• _TASK DETAILS_: Answer with one number: how many lines have "Factor".

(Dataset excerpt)
┄┄┄┄┄┄┄┄┄┄┄┄┄┄┄┄┄┄┄┄

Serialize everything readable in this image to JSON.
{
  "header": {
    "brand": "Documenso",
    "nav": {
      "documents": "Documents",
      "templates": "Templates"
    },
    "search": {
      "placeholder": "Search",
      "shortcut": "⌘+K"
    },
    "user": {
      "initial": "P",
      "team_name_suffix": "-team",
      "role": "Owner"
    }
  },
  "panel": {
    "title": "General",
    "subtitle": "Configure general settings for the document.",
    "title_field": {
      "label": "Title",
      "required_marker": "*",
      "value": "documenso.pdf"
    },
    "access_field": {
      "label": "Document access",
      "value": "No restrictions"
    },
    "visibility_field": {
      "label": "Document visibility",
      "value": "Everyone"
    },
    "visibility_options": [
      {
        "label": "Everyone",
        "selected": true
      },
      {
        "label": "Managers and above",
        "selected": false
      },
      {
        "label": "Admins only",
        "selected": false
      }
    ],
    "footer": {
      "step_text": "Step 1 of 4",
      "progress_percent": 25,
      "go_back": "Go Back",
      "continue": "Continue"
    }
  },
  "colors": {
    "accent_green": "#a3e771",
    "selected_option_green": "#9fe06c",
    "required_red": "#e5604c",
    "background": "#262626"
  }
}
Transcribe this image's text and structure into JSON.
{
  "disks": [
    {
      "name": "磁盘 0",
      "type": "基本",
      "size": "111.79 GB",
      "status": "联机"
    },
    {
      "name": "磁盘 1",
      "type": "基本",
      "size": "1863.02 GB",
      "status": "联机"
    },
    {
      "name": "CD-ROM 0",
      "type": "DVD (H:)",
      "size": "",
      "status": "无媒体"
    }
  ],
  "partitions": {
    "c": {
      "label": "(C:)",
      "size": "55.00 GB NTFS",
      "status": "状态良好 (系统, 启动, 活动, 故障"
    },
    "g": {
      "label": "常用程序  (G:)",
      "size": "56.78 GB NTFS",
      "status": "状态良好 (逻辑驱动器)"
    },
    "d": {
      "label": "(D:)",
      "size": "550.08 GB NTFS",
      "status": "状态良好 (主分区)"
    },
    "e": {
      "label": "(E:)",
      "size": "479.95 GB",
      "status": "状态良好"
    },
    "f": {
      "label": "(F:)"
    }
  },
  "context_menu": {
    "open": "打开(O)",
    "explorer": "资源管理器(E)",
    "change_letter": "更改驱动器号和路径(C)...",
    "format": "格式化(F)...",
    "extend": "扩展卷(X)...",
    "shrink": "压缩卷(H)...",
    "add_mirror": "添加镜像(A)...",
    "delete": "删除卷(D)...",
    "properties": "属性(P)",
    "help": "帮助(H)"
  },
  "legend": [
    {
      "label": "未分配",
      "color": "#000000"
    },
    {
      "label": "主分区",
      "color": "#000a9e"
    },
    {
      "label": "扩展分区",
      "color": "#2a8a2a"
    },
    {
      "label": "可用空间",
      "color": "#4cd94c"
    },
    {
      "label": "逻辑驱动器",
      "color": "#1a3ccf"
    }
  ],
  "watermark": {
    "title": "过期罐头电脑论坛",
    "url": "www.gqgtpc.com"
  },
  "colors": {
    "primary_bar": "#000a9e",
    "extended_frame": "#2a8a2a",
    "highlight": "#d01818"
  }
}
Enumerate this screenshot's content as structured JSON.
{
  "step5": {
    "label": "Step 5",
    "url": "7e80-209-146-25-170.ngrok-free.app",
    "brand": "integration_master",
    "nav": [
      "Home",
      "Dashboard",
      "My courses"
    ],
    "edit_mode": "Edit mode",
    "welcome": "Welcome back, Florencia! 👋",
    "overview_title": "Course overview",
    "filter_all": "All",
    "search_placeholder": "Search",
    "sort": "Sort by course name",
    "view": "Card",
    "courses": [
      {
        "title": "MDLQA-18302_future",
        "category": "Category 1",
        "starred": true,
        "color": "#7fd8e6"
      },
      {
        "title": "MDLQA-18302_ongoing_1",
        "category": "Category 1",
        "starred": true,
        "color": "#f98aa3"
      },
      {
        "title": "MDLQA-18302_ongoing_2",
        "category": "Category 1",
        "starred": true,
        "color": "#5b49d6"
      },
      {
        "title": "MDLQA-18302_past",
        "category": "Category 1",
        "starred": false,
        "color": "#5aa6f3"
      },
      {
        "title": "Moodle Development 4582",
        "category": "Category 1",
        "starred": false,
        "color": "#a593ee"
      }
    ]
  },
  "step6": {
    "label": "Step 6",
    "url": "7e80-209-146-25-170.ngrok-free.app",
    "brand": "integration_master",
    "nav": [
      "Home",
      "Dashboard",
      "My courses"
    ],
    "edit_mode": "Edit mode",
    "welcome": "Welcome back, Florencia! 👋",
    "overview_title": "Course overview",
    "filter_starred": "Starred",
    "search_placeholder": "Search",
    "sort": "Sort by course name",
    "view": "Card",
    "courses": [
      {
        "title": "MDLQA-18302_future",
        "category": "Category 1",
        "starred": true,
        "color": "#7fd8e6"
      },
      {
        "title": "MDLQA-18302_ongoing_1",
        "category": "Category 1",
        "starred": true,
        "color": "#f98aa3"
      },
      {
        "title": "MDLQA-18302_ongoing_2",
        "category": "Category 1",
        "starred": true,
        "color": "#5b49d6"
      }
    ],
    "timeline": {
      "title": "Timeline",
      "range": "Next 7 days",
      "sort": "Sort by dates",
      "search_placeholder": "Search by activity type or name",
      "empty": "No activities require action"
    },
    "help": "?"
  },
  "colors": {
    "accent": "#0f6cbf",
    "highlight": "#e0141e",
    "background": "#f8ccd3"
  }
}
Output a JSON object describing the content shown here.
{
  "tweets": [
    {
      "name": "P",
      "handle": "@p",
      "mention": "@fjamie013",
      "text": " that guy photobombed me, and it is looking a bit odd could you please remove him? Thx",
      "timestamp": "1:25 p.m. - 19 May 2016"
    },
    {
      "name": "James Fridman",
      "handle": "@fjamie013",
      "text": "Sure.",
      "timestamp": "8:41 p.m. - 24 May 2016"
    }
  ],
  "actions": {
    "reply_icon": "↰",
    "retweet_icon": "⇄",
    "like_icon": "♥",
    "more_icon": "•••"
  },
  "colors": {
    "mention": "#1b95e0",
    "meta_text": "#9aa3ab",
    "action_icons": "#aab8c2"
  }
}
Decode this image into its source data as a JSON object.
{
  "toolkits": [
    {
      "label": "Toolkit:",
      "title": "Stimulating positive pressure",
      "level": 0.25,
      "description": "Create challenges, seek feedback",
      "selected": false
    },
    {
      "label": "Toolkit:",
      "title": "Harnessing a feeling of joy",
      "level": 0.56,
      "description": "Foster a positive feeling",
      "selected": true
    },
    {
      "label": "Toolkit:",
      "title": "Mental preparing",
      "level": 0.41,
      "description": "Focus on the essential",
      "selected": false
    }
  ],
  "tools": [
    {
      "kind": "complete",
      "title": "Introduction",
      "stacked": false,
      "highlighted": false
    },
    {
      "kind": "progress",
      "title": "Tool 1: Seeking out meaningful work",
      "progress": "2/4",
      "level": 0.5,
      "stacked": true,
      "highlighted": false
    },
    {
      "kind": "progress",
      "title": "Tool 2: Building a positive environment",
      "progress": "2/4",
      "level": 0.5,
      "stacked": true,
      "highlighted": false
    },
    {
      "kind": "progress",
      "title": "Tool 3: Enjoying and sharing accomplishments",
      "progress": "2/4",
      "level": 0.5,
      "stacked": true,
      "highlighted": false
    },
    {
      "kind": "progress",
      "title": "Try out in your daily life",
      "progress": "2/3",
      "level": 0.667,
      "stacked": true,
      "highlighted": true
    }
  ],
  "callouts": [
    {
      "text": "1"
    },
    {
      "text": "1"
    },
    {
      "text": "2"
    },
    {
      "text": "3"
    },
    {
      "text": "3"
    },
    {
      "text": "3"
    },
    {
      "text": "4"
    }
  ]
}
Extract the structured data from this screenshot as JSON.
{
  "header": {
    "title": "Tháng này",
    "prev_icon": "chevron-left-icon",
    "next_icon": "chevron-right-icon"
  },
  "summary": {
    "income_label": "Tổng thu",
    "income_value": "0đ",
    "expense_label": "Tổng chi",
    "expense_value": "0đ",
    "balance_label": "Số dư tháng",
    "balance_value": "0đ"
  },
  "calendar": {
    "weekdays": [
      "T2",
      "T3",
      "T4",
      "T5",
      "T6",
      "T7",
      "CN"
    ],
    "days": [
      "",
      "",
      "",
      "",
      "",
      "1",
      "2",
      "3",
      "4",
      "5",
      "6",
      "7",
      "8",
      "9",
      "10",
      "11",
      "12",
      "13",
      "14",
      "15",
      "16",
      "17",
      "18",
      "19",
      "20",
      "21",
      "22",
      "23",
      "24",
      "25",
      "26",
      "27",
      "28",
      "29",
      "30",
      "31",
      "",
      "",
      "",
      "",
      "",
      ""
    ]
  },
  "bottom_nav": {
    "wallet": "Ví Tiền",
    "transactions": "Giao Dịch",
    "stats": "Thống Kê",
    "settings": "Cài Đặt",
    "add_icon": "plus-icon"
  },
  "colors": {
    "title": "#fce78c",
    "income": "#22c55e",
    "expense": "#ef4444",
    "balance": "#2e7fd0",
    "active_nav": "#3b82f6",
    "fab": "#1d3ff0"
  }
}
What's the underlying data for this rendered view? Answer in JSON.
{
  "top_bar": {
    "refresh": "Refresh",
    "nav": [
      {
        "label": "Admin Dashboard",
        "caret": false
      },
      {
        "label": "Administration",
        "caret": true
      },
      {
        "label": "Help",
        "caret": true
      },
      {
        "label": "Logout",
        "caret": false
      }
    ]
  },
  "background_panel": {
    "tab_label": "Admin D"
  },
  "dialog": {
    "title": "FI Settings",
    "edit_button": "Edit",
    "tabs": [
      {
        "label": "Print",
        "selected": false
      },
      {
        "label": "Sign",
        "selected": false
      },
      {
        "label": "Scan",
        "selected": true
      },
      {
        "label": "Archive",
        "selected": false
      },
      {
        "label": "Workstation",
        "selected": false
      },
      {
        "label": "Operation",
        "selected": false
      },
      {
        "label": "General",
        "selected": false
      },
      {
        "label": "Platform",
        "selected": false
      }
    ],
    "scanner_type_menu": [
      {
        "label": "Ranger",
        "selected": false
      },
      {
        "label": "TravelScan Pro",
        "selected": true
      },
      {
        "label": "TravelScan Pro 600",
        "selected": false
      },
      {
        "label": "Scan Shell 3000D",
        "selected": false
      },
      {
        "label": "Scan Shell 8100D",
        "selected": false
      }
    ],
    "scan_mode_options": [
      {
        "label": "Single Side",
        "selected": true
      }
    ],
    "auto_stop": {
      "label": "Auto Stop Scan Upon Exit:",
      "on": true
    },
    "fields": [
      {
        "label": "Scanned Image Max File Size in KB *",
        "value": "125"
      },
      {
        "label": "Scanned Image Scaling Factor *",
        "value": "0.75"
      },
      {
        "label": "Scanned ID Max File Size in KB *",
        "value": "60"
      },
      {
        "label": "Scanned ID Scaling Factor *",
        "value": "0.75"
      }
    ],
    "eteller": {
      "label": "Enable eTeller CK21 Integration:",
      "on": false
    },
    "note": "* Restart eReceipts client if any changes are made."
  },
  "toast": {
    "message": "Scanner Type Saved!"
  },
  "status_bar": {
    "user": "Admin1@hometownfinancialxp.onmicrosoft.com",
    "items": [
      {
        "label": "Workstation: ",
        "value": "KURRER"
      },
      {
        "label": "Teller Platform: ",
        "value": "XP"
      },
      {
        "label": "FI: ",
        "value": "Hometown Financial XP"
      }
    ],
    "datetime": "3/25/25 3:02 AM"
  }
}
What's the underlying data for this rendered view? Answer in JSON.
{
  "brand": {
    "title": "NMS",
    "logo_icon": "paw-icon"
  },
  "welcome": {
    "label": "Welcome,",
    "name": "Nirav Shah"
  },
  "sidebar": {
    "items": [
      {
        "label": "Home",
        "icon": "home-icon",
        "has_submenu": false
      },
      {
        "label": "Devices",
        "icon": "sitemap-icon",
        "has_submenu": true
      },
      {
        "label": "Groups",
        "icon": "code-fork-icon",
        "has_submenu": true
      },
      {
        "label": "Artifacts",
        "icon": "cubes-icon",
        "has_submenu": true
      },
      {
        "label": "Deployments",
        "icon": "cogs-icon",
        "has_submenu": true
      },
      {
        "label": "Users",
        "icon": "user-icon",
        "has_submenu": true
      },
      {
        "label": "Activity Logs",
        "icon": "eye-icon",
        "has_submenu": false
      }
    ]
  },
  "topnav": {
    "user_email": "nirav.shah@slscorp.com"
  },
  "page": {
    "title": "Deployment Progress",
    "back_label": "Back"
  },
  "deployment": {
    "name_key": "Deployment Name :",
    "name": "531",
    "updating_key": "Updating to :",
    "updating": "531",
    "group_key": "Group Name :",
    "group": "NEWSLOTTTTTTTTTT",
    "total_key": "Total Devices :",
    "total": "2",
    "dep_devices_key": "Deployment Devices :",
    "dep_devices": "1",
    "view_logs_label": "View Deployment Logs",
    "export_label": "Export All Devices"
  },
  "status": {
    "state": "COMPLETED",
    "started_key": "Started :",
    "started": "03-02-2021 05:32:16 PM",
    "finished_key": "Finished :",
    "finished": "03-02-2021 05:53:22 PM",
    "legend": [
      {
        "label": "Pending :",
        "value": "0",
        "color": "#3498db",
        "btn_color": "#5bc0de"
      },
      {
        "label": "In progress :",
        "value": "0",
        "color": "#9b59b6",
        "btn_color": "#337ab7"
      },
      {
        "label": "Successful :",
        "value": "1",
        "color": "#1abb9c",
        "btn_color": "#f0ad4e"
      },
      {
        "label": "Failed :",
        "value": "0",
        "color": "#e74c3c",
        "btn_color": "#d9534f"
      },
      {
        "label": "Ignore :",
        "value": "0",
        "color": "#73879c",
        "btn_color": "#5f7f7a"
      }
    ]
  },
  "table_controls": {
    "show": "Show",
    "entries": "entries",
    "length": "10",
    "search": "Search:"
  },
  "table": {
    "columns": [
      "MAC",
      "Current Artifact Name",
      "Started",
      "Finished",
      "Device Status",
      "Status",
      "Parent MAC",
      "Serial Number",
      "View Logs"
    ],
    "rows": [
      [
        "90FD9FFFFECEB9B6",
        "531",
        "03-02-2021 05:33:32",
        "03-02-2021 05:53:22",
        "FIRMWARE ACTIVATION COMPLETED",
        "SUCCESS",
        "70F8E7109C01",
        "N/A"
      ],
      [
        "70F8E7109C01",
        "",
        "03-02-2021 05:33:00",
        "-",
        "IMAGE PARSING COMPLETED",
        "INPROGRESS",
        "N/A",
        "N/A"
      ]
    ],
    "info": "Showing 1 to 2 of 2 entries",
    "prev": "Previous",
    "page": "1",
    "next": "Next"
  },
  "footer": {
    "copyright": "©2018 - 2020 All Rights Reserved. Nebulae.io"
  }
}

┄┄┄┄┄┄┄┄┄┄┄┄┄┄┄┄┄┄┄┄

• _OUTPUT FOR THIS EXERCISE_: 2